**** Material provided
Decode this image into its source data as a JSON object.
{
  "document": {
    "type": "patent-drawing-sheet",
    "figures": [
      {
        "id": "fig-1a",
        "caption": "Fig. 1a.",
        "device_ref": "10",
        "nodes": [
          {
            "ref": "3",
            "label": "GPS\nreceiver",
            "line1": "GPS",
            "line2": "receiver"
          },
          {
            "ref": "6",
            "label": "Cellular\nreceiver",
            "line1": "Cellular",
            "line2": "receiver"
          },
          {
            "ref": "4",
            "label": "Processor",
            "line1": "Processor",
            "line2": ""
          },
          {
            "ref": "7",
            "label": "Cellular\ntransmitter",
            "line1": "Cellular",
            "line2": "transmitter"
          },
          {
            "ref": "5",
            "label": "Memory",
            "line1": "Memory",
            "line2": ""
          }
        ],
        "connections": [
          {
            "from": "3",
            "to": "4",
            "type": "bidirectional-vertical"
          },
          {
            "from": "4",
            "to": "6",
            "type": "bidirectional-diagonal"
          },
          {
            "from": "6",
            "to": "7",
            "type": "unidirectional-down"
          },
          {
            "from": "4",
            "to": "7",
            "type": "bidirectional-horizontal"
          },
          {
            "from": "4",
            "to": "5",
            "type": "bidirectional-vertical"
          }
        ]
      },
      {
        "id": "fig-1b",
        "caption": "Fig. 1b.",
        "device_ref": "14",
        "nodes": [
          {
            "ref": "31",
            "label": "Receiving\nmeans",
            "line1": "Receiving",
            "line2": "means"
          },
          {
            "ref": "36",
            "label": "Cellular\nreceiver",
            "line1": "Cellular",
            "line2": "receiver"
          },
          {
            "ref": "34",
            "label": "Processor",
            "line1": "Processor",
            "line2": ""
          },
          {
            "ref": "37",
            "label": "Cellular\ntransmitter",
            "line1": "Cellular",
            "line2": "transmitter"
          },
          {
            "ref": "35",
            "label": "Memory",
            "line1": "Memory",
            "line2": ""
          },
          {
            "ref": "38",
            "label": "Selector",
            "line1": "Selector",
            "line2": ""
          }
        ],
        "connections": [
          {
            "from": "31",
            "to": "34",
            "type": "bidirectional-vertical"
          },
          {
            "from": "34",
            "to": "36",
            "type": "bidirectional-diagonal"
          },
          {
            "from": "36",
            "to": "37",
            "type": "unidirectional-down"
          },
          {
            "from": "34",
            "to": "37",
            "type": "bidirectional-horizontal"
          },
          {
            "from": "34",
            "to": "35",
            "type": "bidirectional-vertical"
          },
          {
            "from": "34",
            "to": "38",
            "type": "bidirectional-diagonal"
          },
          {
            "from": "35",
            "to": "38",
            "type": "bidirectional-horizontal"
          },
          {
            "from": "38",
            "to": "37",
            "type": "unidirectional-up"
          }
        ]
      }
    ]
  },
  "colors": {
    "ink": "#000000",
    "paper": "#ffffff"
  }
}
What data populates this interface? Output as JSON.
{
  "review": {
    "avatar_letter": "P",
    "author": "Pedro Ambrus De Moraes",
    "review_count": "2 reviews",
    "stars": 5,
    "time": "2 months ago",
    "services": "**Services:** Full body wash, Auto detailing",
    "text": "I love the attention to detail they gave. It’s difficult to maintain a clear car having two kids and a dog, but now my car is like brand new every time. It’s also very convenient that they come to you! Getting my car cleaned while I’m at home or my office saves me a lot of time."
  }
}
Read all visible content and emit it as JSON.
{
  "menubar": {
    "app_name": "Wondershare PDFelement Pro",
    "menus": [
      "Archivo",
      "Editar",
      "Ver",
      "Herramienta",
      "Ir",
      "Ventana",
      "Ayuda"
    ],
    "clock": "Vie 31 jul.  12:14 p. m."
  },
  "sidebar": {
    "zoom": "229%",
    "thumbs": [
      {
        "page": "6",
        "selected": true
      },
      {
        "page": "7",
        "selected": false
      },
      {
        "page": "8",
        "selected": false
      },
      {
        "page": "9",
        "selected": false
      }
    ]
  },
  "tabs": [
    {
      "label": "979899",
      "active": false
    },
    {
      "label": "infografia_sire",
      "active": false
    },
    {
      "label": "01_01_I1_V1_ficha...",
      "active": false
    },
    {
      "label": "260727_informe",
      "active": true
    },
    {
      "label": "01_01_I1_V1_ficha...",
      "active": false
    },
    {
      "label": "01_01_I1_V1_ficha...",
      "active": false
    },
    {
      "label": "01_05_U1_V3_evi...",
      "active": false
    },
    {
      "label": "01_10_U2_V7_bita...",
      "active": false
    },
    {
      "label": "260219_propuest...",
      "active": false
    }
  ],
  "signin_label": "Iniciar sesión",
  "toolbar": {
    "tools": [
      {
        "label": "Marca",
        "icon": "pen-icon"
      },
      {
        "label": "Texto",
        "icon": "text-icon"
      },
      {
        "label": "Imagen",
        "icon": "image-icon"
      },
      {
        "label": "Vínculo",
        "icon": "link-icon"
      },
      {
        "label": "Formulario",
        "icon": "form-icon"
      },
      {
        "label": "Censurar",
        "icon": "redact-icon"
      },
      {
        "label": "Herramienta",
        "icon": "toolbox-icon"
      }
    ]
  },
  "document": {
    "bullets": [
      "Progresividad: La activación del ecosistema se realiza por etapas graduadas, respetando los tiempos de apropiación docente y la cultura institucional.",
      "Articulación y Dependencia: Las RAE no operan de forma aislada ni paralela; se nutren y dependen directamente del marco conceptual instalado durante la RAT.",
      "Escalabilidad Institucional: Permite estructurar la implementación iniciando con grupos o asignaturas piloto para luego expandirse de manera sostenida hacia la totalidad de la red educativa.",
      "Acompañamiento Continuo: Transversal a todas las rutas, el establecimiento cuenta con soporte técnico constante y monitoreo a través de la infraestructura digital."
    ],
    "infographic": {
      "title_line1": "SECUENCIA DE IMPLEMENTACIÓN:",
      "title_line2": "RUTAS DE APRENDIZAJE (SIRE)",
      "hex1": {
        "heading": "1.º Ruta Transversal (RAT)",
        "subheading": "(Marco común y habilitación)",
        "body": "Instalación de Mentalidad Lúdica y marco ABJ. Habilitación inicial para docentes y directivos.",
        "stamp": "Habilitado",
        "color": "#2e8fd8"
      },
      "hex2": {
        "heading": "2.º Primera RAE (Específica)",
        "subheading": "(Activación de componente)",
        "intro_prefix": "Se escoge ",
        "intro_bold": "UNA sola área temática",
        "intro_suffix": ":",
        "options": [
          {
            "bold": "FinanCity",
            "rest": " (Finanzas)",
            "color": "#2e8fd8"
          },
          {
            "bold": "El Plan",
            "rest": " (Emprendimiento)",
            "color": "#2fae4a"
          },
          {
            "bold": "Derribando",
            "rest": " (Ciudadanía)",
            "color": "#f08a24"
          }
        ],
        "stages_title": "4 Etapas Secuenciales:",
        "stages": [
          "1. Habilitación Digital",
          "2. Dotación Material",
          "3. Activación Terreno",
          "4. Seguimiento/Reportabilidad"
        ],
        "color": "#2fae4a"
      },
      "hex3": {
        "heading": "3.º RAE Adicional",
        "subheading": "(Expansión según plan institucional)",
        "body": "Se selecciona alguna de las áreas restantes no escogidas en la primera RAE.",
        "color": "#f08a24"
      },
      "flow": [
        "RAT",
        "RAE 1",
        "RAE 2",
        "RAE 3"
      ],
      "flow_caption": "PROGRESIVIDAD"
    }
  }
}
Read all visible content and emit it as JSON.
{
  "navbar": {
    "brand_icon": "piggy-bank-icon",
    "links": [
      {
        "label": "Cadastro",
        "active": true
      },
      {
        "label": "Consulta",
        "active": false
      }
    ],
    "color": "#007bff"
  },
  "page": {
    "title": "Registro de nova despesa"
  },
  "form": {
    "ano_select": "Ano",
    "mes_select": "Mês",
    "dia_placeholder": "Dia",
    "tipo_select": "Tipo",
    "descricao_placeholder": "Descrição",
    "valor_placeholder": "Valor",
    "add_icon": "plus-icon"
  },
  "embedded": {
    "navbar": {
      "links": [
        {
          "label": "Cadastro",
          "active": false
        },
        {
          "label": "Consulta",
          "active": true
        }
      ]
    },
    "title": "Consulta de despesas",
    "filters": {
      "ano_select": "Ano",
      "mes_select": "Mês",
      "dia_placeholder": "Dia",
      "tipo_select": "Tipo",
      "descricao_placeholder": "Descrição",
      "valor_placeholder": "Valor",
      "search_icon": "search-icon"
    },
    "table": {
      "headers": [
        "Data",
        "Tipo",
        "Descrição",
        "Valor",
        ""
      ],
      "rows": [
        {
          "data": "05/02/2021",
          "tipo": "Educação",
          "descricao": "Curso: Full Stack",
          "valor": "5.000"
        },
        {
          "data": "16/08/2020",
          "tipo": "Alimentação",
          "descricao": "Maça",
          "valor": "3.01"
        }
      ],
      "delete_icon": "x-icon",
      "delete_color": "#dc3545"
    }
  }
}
********
▸ **Short exercise**
From the listing above, pick out every line containing "Descrição".

▸ **Exercise solution**
    "descricao_placeholder": "Descrição",
      "descricao_placeholder": "Descrição",
        "Descrição",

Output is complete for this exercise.